* **Goal**
Could you gather each line in the data below that contains the string "Lower" and copy it out in full? Case matters when matching.

* **Provided records**
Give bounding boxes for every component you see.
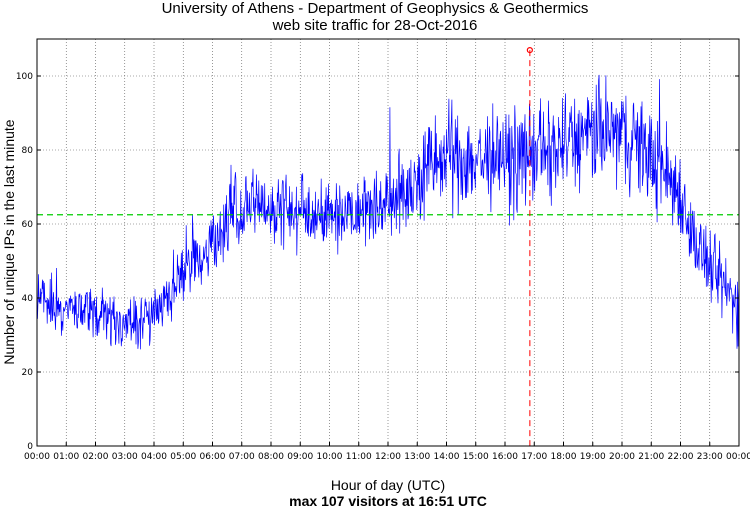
x-tick-label: 13:00 (404, 452, 430, 462)
x-tick-label: 18:00 (551, 452, 577, 462)
x-tick-label: 16:00 (492, 452, 518, 462)
x-tick-label: 02:00 (83, 452, 109, 462)
x-tick-label: 00:00 (726, 452, 750, 462)
y-axis-label: Number of unique IPs in the last minute (1, 119, 17, 364)
x-axis-ticks: 00:00 01:00 02:00 03:00 04:00 05:00 06:00 07:00… (24, 442, 750, 462)
grid (37, 39, 739, 446)
y-axis-ticks: 0 20 40 60 80 100 (16, 72, 739, 452)
x-tick-label: 14:00 (434, 452, 460, 462)
chart-subtitle: web site traffic for 28-Oct-2016 (272, 17, 478, 34)
x-tick-label: 08:00 (258, 452, 284, 462)
traffic-series-line (36, 74, 740, 350)
y-tick-label: 100 (16, 72, 33, 82)
x-axis-label: Hour of day (UTC) (331, 477, 445, 493)
max-marker-point (526, 46, 533, 54)
y-tick-label: 40 (22, 294, 34, 304)
x-tick-label: 15:00 (463, 452, 489, 462)
y-tick-label: 60 (22, 220, 34, 230)
x-tick-label: 04:00 (141, 452, 167, 462)
x-tick-label: 19:00 (580, 452, 606, 462)
x-tick-label: 20:00 (609, 452, 635, 462)
x-tick-label: 22:00 (668, 452, 694, 462)
x-tick-label: 12:00 (375, 452, 401, 462)
x-tick-label: 05:00 (170, 452, 196, 462)
x-tick-label: 21:00 (638, 452, 664, 462)
x-tick-label: 09:00 (287, 452, 313, 462)
traces (36, 46, 740, 446)
x-tick-label: 10:00 (317, 452, 343, 462)
x-tick-label: 07:00 (229, 452, 255, 462)
max-visitors-footer: max 107 visitors at 16:51 UTC (289, 493, 487, 509)
x-tick-label: 00:00 (24, 452, 50, 462)
x-tick-label: 23:00 (697, 452, 723, 462)
y-tick-label: 0 (27, 442, 33, 452)
x-tick-label: 01:00 (53, 452, 79, 462)
x-tick-label: 06:00 (200, 452, 226, 462)
y-tick-label: 20 (22, 368, 34, 378)
y-tick-label: 80 (22, 146, 34, 156)
x-tick-label: 03:00 (112, 452, 138, 462)
chart-title: University of Athens - Department of Geo… (162, 0, 589, 17)
x-tick-label: 11:00 (346, 452, 372, 462)
x-tick-label: 17:00 (521, 452, 547, 462)
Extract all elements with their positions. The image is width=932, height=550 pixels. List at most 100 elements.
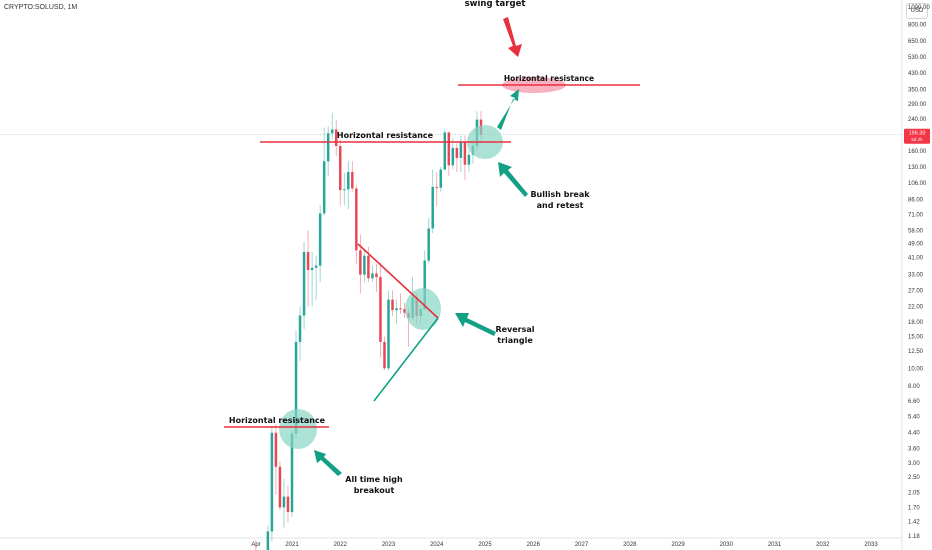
price-tick-label: 1.70 — [908, 505, 920, 511]
price-tick-label: 160.00 — [908, 149, 927, 155]
candles — [255, 111, 483, 550]
candle-2024-02 — [439, 167, 443, 192]
price-tick-label: 106.00 — [908, 181, 927, 187]
price-tick-label: 10.00 — [908, 366, 924, 372]
candle-2024-05 — [451, 138, 455, 169]
candle-2024-07 — [459, 135, 463, 173]
price-tick-label: 8.00 — [908, 384, 920, 390]
candle-body — [314, 265, 318, 268]
time-tick-label: 2021 — [285, 542, 299, 548]
candle-2023-03 — [395, 299, 398, 325]
price-tick-label: 1.42 — [908, 519, 920, 525]
triangle-resistance-line — [357, 243, 439, 319]
candle-2024-04 — [447, 131, 451, 177]
candle-body — [443, 132, 447, 170]
price-tick-label: 290.00 — [908, 102, 927, 108]
price-tick-label: 350.00 — [908, 87, 927, 93]
candle-body — [455, 147, 459, 158]
candle-body — [431, 186, 434, 229]
candle-2024-09 — [467, 150, 471, 173]
time-tick-label: 2026 — [527, 542, 541, 548]
price-tick-label: 58.00 — [908, 228, 924, 234]
price-tick-label: 22.00 — [908, 304, 924, 310]
candle-body — [318, 213, 322, 266]
price-tick-label: 2.05 — [908, 491, 920, 497]
price-tick-label: 1000.00 — [908, 5, 930, 11]
time-tick-label: 2027 — [575, 542, 589, 548]
price-tick-label: 71.00 — [908, 213, 924, 219]
candle-2022-05 — [355, 185, 358, 264]
candle-body — [310, 267, 314, 271]
candle-body — [383, 341, 386, 369]
candle-body — [326, 133, 330, 162]
time-tick-label: 2024 — [430, 542, 444, 548]
candle-2020-11 — [282, 478, 286, 529]
reversal-label-2: triangle — [497, 336, 533, 345]
candle-body — [403, 308, 406, 313]
candle-body — [266, 531, 270, 550]
price-tick-label: 4.40 — [908, 431, 920, 437]
currency-button[interactable]: USD — [906, 3, 928, 19]
candle-body — [355, 188, 358, 251]
time-tick-label: 2023 — [382, 542, 396, 548]
candle-2024-08 — [463, 135, 467, 181]
time-axis: Apr2021202220232024202520262027202820292… — [251, 542, 878, 548]
price-tick-label: 650.00 — [908, 39, 927, 45]
candle-2022-07 — [363, 250, 366, 283]
resistance-label-low: Horizontal resistance — [229, 416, 326, 425]
triangle-arrow — [455, 313, 496, 336]
swing-target-label: swing target — [465, 0, 526, 9]
ath-arrow — [314, 450, 342, 476]
candle-body — [463, 141, 467, 165]
candle-body — [322, 161, 326, 214]
candle-2022-12 — [383, 336, 386, 370]
candle-2021-03 — [298, 306, 302, 361]
resistance-label-mid: Horizontal resistance — [337, 131, 434, 140]
last-price-tag — [904, 128, 930, 144]
time-tick-label: 2029 — [671, 542, 685, 548]
candle-body — [395, 308, 398, 311]
candle-2023-04 — [399, 293, 402, 314]
candle-2024-06 — [455, 143, 459, 173]
candle-2021-10 — [326, 126, 330, 177]
candle-2021-07 — [314, 255, 318, 300]
candle-2022-10 — [375, 263, 378, 292]
price-tick-label: 240.00 — [908, 117, 927, 123]
candle-2022-04 — [351, 161, 354, 192]
candle-body — [302, 252, 306, 316]
price-tick-label: 27.00 — [908, 288, 924, 294]
candle-body — [371, 273, 374, 279]
triangle-breakout-circle — [405, 288, 441, 330]
candle-body — [399, 308, 402, 310]
candle-2023-11 — [427, 217, 430, 264]
candle-body — [387, 299, 390, 369]
ticker-label: CRYPTO:SOLUSD, 1M — [4, 4, 78, 11]
candle-2021-11 — [330, 112, 334, 140]
candle-body — [451, 147, 455, 166]
candle-body — [330, 129, 334, 134]
candle-body — [347, 172, 350, 190]
candle-2021-04 — [302, 242, 306, 330]
ath-label-2: breakout — [354, 486, 395, 495]
triangle-support-line — [373, 317, 439, 402]
price-tick-label: 130.00 — [908, 165, 927, 171]
price-tick-label: 1.18 — [908, 534, 920, 540]
time-tick-label: 2022 — [334, 542, 348, 548]
candle-body — [467, 154, 471, 165]
price-tick-label: 530.00 — [908, 55, 927, 61]
retest-arrow — [498, 162, 528, 197]
candle-2020-10 — [278, 461, 282, 510]
price-tick-label: 430.00 — [908, 71, 927, 77]
time-tick-label: 2025 — [478, 542, 492, 548]
candle-body — [282, 496, 286, 508]
candle-body — [351, 172, 354, 189]
candle-body — [290, 433, 294, 513]
candle-2021-08 — [318, 205, 322, 283]
resistance-label-top: Horizontal resistance — [504, 74, 594, 83]
candle-body — [435, 186, 438, 188]
candle-body — [274, 432, 278, 467]
ath-breakout-circle — [279, 409, 317, 449]
candle-2020-08 — [270, 425, 274, 542]
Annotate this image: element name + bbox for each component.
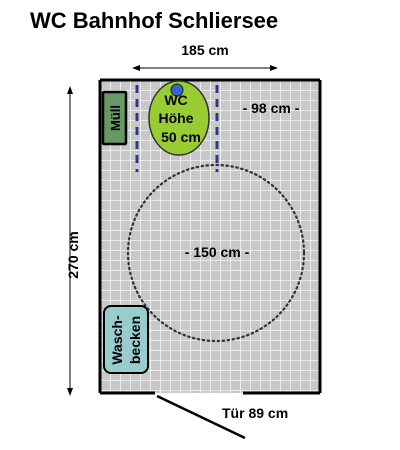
clearance-lines [135, 85, 219, 172]
trash-bin [101, 90, 128, 146]
sink-label-line2: becken [127, 316, 143, 364]
turning-circle-label: - 150 cm - [185, 244, 250, 260]
width-label: 185 cm [181, 42, 228, 58]
turning-circle [126, 163, 306, 343]
sink [103, 305, 149, 374]
toilet [148, 80, 210, 156]
trash-label: Müll [108, 105, 123, 131]
width-arrow [132, 65, 278, 71]
page-title: WC Bahnhof Schliersee [30, 8, 278, 33]
toilet-label-line2: Höhe [159, 110, 194, 126]
door-label: Tür 89 cm [222, 405, 288, 421]
flush-button-icon [170, 83, 184, 97]
height-label: 270 cm [65, 231, 81, 278]
toilet-label-line3: 50 cm [161, 129, 201, 145]
clearance-side-label: - 98 cm - [243, 100, 300, 116]
walls [98, 78, 322, 395]
toilet-label-line1: WC [164, 92, 187, 108]
height-arrow [67, 86, 73, 396]
sink-label-line1: Wasch- [109, 315, 125, 365]
door-leaf [156, 394, 246, 440]
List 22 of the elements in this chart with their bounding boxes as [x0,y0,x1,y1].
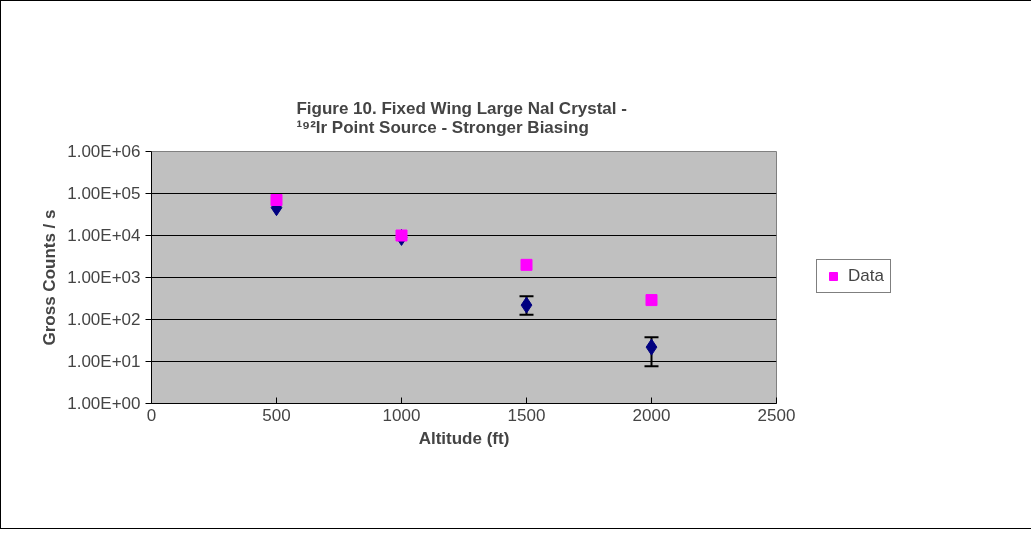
y-tick-label: 1.00E+04 [67,226,141,245]
x-tick-label: 2000 [632,405,671,425]
x-axis-title: Altitude (ft) [418,428,510,448]
y-tick-label: 1.00E+00 [67,394,141,413]
point [645,338,658,356]
y-tick-label: 1.00E+06 [67,142,141,161]
x-tick-label: 2500 [757,405,796,425]
x-tick-label: 1000 [382,405,421,425]
x-tick-label: 0 [146,405,157,425]
y-tick-label: 1.00E+01 [67,352,141,371]
x-tick-label: 500 [262,405,291,425]
point [520,258,533,271]
y-tick-label: 1.00E+03 [67,268,141,287]
legend-label: Data [848,266,884,286]
x-tick-label: 1500 [507,405,546,425]
y-tick-label: 1.00E+05 [67,184,141,203]
chart-title: Figure 10. Fixed Wing Large NaI Crystal - ¹⁹²Ir Point Source - Stronger Biasing [296,98,627,137]
point [270,194,283,207]
y-tick-label: 1.00E+02 [67,310,141,329]
y-axis-title: Gross Counts / s [40,209,60,346]
point [395,229,408,242]
point [645,294,658,307]
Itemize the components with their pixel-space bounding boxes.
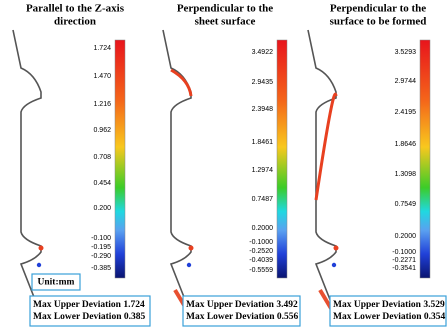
- scale-label: 0.7549: [395, 201, 417, 208]
- scale-label: 2.9744: [395, 78, 417, 85]
- color-bar: [115, 40, 125, 278]
- deviation-text: Max Lower Deviation 0.354: [333, 312, 445, 322]
- unit-label: Unit:mm: [38, 278, 75, 288]
- scale-label: -0.1000: [249, 239, 273, 246]
- color-bar: [420, 40, 430, 278]
- scale-label: 2.4195: [395, 109, 417, 116]
- scale-label: 2.9435: [252, 79, 274, 86]
- scale-label: 1.216: [93, 101, 111, 108]
- scale-label: 0.2000: [395, 233, 417, 240]
- sheet-profile: [308, 30, 338, 320]
- deviation-text: Max Lower Deviation 0.385: [33, 312, 145, 322]
- scale-label: 1.3098: [395, 171, 417, 178]
- panel-title: sheet surface: [195, 16, 256, 28]
- deviation-text: Max Upper Deviation 1.724: [33, 300, 145, 310]
- panel-title: direction: [54, 16, 96, 28]
- scale-label: 0.7487: [252, 196, 274, 203]
- deviation-band: [316, 94, 336, 200]
- scale-label: 1.724: [93, 45, 111, 52]
- panel-title: Parallel to the Z-axis: [26, 3, 125, 15]
- scale-label: 2.3948: [252, 106, 274, 113]
- scale-label: 3.5293: [395, 49, 417, 56]
- scale-label: -0.2520: [249, 248, 273, 255]
- scale-label: -0.100: [91, 235, 111, 242]
- scale-label: 1.470: [93, 73, 111, 80]
- deviation-text: Max Upper Deviation 3.529: [333, 300, 445, 310]
- scale-label: 1.8646: [395, 141, 417, 148]
- scale-label: 1.2974: [252, 167, 274, 174]
- scale-label: -0.5559: [249, 267, 273, 274]
- scale-label: 3.4922: [252, 49, 274, 56]
- scale-label: -0.3541: [392, 265, 416, 272]
- scale-label: -0.385: [91, 265, 111, 272]
- marker: [187, 263, 191, 267]
- marker: [332, 263, 336, 267]
- scale-label: -0.2271: [392, 257, 416, 264]
- marker: [37, 263, 41, 267]
- panel-title: Perpendicular to the: [177, 3, 273, 15]
- scale-label: -0.195: [91, 244, 111, 251]
- panel-title: surface to be formed: [330, 16, 427, 28]
- scale-label: -0.4039: [249, 257, 273, 264]
- scale-label: 0.200: [93, 205, 111, 212]
- scale-label: 0.2000: [252, 225, 274, 232]
- panel-title: Perpendicular to the: [330, 3, 426, 15]
- scale-label: 1.8461: [252, 139, 274, 146]
- figure: Parallel to the Z-axisdirection 1.724 1.47…: [0, 0, 447, 327]
- deviation-text: Max Lower Deviation 0.556: [186, 312, 298, 322]
- deviation-text: Max Upper Deviation 3.492: [186, 300, 298, 310]
- color-bar: [277, 40, 287, 278]
- scale-label: -0.290: [91, 253, 111, 260]
- scale-label: 0.962: [93, 127, 111, 134]
- scale-label: -0.1000: [392, 249, 416, 256]
- scale-label: 0.454: [93, 180, 111, 187]
- scale-label: 0.708: [93, 154, 111, 161]
- marker: [189, 246, 194, 251]
- marker: [39, 246, 44, 251]
- marker: [334, 246, 339, 251]
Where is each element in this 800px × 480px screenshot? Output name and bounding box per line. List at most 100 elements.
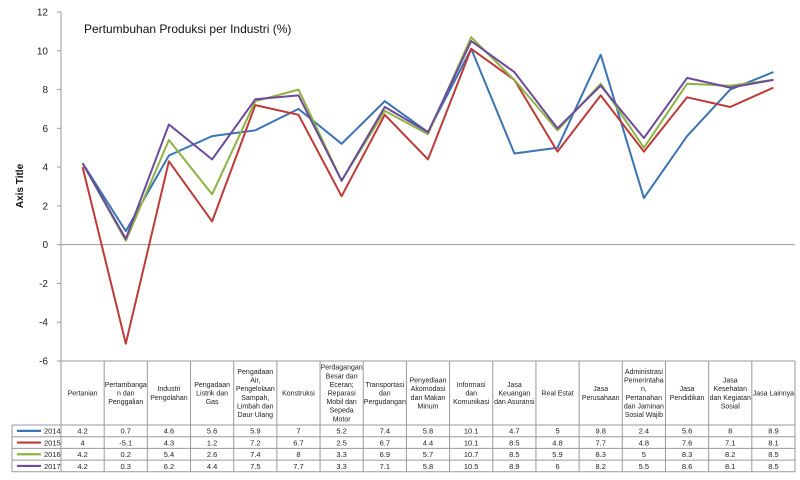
y-tick-label: 0	[42, 240, 48, 251]
data-table-cell: 1.2	[207, 438, 217, 447]
x-category-label: Jasa Perusahaan	[582, 386, 620, 402]
data-table-cell: 3.3	[336, 462, 346, 471]
data-table-cell: 5.9	[552, 450, 562, 459]
data-table-cell: 4	[81, 438, 85, 447]
x-category-label: Administrasi Pemerintaha n, Pertanahan dan J…	[624, 369, 664, 419]
data-table-cell: 2.4	[639, 427, 649, 436]
data-table-cell: 6.7	[293, 438, 303, 447]
data-table-cell: 0.2	[121, 450, 131, 459]
y-tick-label: 6	[42, 124, 48, 135]
data-table-cell: 7.7	[595, 438, 605, 447]
x-category-label: Pertanian	[68, 391, 98, 398]
x-category-label: Industri Pengolahan	[150, 386, 187, 402]
data-table-cell: 8.9	[509, 462, 519, 471]
data-table-cell: 5	[642, 450, 646, 459]
data-table-cell: 4.3	[164, 438, 174, 447]
x-category-label: Real Estat	[541, 391, 573, 398]
data-table-cell: 6.9	[380, 450, 390, 459]
data-table-cell: 8.1	[725, 462, 735, 471]
data-table-cell: 7.2	[250, 438, 260, 447]
y-tick-label: 4	[42, 163, 48, 174]
data-table-cell: 8.5	[509, 438, 519, 447]
data-table-cell: 4.4	[423, 438, 433, 447]
data-table-cell: 6	[555, 462, 559, 471]
data-table-cell: 8.5	[509, 450, 519, 459]
data-table-cell: 5.2	[336, 427, 346, 436]
x-category-label: Perdagangan Besar dan Eceran; Reparasi Mobil…	[321, 365, 363, 424]
data-table-cell: 3.3	[336, 450, 346, 459]
data-table-cell: 4.8	[639, 438, 649, 447]
data-table-cell: 4.2	[77, 427, 87, 436]
series-line-2016	[81, 36, 774, 242]
data-table-cell: 7.4	[380, 427, 390, 436]
data-table-cell: 5.6	[682, 427, 692, 436]
data-table-cell: 4.2	[77, 450, 87, 459]
data-table-cell: 4.2	[77, 462, 87, 471]
data-table-cell: 7.4	[250, 450, 260, 459]
data-table-cell: 7	[296, 427, 300, 436]
data-table-cell: 2.5	[336, 438, 346, 447]
data-table-cell: 5.8	[423, 427, 433, 436]
x-category-label: Konstruksi	[282, 391, 315, 398]
chart-title: Pertumbuhan Produksi per Industri (%)	[84, 22, 291, 36]
data-table-cell: 8.5	[768, 462, 778, 471]
data-table-cell: 8.6	[682, 462, 692, 471]
x-category-label: Informasi dan Komunikasi	[453, 382, 490, 406]
data-table-cell: 8.5	[768, 450, 778, 459]
data-table-cell: 8.2	[725, 450, 735, 459]
data-table-cell: 4.8	[552, 438, 562, 447]
data-table-cell: -5.1	[119, 438, 132, 447]
y-tick-label: -2	[39, 279, 48, 290]
data-table-cell: 8.3	[595, 450, 605, 459]
legend-label-2015: 2015	[44, 438, 61, 447]
data-table-cell: 7.1	[725, 438, 735, 447]
data-table-cell: 8.9	[768, 427, 778, 436]
data-table-cell: 0.7	[121, 427, 131, 436]
data-table-cell: 4.4	[207, 462, 217, 471]
data-table-cell: 7.6	[682, 438, 692, 447]
data-table-cell: 8.2	[595, 462, 605, 471]
data-table-cell: 10.1	[464, 427, 479, 436]
data-table-cell: 7.1	[380, 462, 390, 471]
data-table-cell: 10.1	[464, 438, 479, 447]
data-table-cell: 5.8	[423, 462, 433, 471]
x-category-label: Penyediaan Akomodasi dan Makan Minum	[410, 378, 447, 411]
data-table-cell: 5.4	[164, 450, 174, 459]
legend-label-2014: 2014	[44, 427, 61, 436]
data-table-cell: 0.3	[121, 462, 131, 471]
data-table-cell: 7.7	[293, 462, 303, 471]
x-category-label: Transportasi dan Pergudangan	[364, 382, 406, 406]
data-table-cell: 8	[728, 427, 732, 436]
x-category-label: Jasa Pendidikan	[670, 386, 705, 402]
data-table-cell: 5	[555, 427, 559, 436]
data-table-cell: 10.5	[464, 462, 479, 471]
legend-label-2016: 2016	[44, 450, 61, 459]
x-category-label: Jasa Keuangan dan Asuransi	[494, 382, 535, 406]
series-line-2017	[81, 40, 774, 240]
data-table-cell: 10.7	[464, 450, 479, 459]
y-tick-label: -4	[39, 318, 48, 329]
data-table-cell: 5.6	[207, 427, 217, 436]
data-table-cell: 2.6	[207, 450, 217, 459]
y-tick-label: 2	[42, 201, 48, 212]
data-table-cell: 8.3	[682, 450, 692, 459]
y-tick-label: 8	[42, 85, 48, 96]
x-category-label: Pertambanga n dan Penggalian	[105, 382, 147, 406]
x-category-label: Jasa Lainnya	[753, 391, 794, 398]
data-table-cell: 6.2	[164, 462, 174, 471]
data-table-cell: 8.1	[768, 438, 778, 447]
data-table-cell: 4.6	[164, 427, 174, 436]
series-line-2015	[81, 47, 774, 345]
data-table-cell: 4.7	[509, 427, 519, 436]
x-category-label: Jasa Kesehatan dan Kegiatan Sosial	[710, 378, 751, 411]
y-tick-label: -6	[39, 357, 48, 368]
data-table-cell: 5.9	[250, 427, 260, 436]
data-table-cell: 6.7	[380, 438, 390, 447]
data-table-cell: 7.5	[250, 462, 260, 471]
series-line-2014	[81, 47, 774, 233]
legend-label-2017: 2017	[44, 462, 61, 471]
x-category-label: Pengadaan Listrik dan Gas	[194, 382, 230, 406]
data-table-cell: 5.5	[639, 462, 649, 471]
y-tick-label: 12	[37, 8, 49, 19]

* **The answer**
- deviation-text: Max Lower Deviation 0.354: [333, 312, 445, 322]
- deviation-text: Max Lower Deviation 0.385: [33, 312, 145, 322]
- deviation-text: Max Lower Deviation 0.556: [186, 312, 298, 322]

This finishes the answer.